● What the task asks:
Go through the records below line by line. Count the lines with "WhatsApp" and give the count alone.

··········

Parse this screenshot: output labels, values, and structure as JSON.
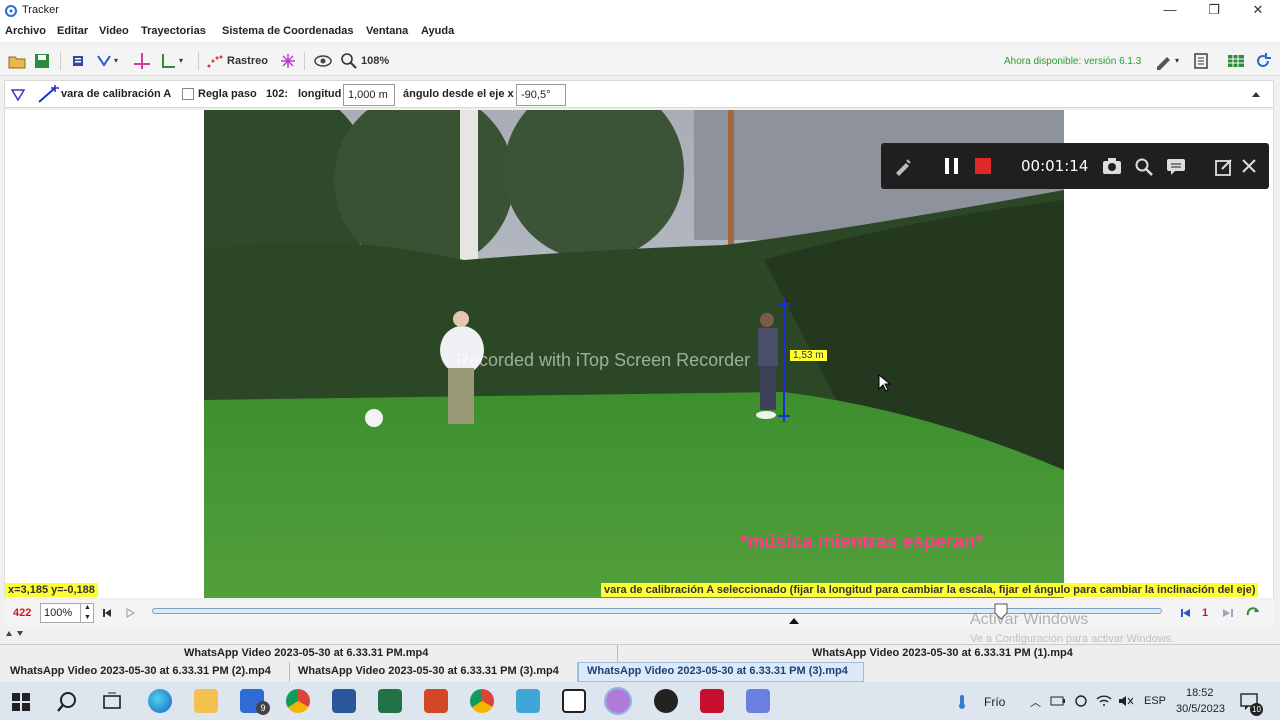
{
  "window": {
    "title": "Tracker",
    "minimize": "—",
    "maximize": "❐",
    "close": "✕"
  },
  "menu": [
    "Archivo",
    "Editar",
    "Video",
    "Trayectorias",
    "Sistema de Coordenadas",
    "Ventana",
    "Ayuda"
  ],
  "toolbar": {
    "track_label": "Rastreo",
    "zoom_label": "108%",
    "update_notice": "Ahora disponible: versión 6.1.3"
  },
  "trackbar": {
    "track_name": "vara de calibración A",
    "regla_label": "Regla paso",
    "step": "102:",
    "length_label": "longitud",
    "length_value": "1,000 m",
    "angle_label": "ángulo desde el eje x",
    "angle_value": "-90,5°"
  },
  "video": {
    "watermark": "Recorded with iTop Screen Recorder",
    "stick_label": "1,53 m",
    "caption": "*música mientras esperan*"
  },
  "recorder": {
    "time": "00:01:14"
  },
  "status": {
    "coords": "x=3,185  y=-0,188",
    "message": "vara de calibración A seleccionado (fijar la longitud para cambiar la escala, fijar el ángulo para cambiar la inclinación del eje)"
  },
  "player": {
    "frame": "422",
    "zoom": "100%",
    "step_count": "1",
    "slider_position": 0.84
  },
  "activate": {
    "line1": "Activar Windows",
    "line2": "Ve a Configuración para activar Windows."
  },
  "tabs_row1": [
    "WhatsApp Video 2023-05-30 at 6.33.31 PM.mp4",
    "WhatsApp Video 2023-05-30 at 6.33.31 PM (1).mp4"
  ],
  "tabs_row2": [
    "WhatsApp Video 2023-05-30 at 6.33.31 PM (2).mp4",
    "WhatsApp Video 2023-05-30 at 6.33.31 PM (3).mp4",
    "WhatsApp Video 2023-05-30 at 6.33.31 PM (3).mp4"
  ],
  "taskbar": {
    "weather": "Frío",
    "lang": "ESP",
    "time": "18:52",
    "date": "30/5/2023",
    "mail_badge": "9",
    "notif_badge": "10"
  },
  "colors": {
    "accent_green": "#2a9d2a",
    "frame_red": "#d01818",
    "highlight_yellow": "#ffff33",
    "calib_blue": "#1c2fd0"
  }
}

··········

● The response:
5